* _Task description_
Write out each entry again. Keep every word exactly as it is.

* _Supplied material_
-=-=-

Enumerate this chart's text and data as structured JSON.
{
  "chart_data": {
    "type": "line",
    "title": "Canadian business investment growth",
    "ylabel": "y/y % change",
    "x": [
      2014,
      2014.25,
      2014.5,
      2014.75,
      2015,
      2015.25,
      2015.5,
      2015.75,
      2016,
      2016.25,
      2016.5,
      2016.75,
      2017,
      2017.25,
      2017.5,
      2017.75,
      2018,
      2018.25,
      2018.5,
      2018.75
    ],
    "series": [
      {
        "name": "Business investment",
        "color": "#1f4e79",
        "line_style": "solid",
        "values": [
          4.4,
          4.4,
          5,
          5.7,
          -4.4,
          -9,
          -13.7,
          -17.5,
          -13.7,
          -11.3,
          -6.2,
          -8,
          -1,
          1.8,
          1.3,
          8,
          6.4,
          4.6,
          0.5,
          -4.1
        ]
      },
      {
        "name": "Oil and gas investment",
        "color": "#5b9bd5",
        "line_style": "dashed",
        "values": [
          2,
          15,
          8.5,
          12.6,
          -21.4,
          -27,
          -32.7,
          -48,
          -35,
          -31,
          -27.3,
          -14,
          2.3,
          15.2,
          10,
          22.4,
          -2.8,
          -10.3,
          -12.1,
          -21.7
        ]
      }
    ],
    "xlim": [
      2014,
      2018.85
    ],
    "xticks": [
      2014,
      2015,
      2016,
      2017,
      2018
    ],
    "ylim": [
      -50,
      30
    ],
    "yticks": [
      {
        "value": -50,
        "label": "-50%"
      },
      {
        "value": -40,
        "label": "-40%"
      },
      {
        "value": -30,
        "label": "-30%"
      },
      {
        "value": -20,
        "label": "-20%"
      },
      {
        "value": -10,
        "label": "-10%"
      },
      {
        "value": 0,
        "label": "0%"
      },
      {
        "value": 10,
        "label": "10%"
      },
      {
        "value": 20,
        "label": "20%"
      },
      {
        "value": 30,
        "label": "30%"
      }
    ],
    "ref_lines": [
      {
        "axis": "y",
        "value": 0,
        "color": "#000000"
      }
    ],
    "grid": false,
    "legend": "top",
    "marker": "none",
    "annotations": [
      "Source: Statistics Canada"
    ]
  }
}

-=-=-

* _Answer to this task_
Enumerate this chart's text and data as structured JSON.
{
  "chart_data": {
    "type": "line",
    "title": "Canadian business investment growth",
    "ylabel": "y/y % change",
    "x": [
      2014,
      2014.25,
      2014.5,
      2014.75,
      2015,
      2015.25,
      2015.5,
      2015.75,
      2016,
      2016.25,
      2016.5,
      2016.75,
      2017,
      2017.25,
      2017.5,
      2017.75,
      2018,
      2018.25,
      2018.5,
      2018.75
    ],
    "series": [
      {
        "name": "Business investment",
        "color": "#1f4e79",
        "line_style": "solid",
        "values": [
          4.4,
          4.4,
          5,
          5.7,
          -4.4,
          -9,
          -13.7,
          -17.5,
          -13.7,
          -11.3,
          -6.2,
          -8,
          -1,
          1.8,
          1.3,
          8,
          6.4,
          4.6,
          0.5,
          -4.1
        ]
      },
      {
        "name": "Oil and gas investment",
        "color": "#5b9bd5",
        "line_style": "dashed",
        "values": [
          2,
          15,
          8.5,
          12.6,
          -21.4,
          -27,
          -32.7,
          -48,
          -35,
          -31,
          -27.3,
          -14,
          2.3,
          15.2,
          10,
          22.4,
          -2.8,
          -10.3,
          -12.1,
          -21.7
        ]
      }
    ],
    "xlim": [
      2014,
      2018.85
    ],
    "xticks": [
      2014,
      2015,
      2016,
      2017,
      2018
    ],
    "ylim": [
      -50,
      30
    ],
    "yticks": [
      {
        "value": -50,
        "label": "-50%"
      },
      {
        "value": -40,
        "label": "-40%"
      },
      {
        "value": -30,
        "label": "-30%"
      },
      {
        "value": -20,
        "label": "-20%"
      },
      {
        "value": -10,
        "label": "-10%"
      },
      {
        "value": 0,
        "label": "0%"
      },
      {
        "value": 10,
        "label": "10%"
      },
      {
        "value": 20,
        "label": "20%"
      },
      {
        "value": 30,
        "label": "30%"
      }
    ],
    "ref_lines": [
      {
        "axis": "y",
        "value": 0,
        "color": "#000000"
      }
    ],
    "grid": false,
    "legend": "top",
    "marker": "none",
    "annotations": [
      "Source: Statistics Canada"
    ]
  }
}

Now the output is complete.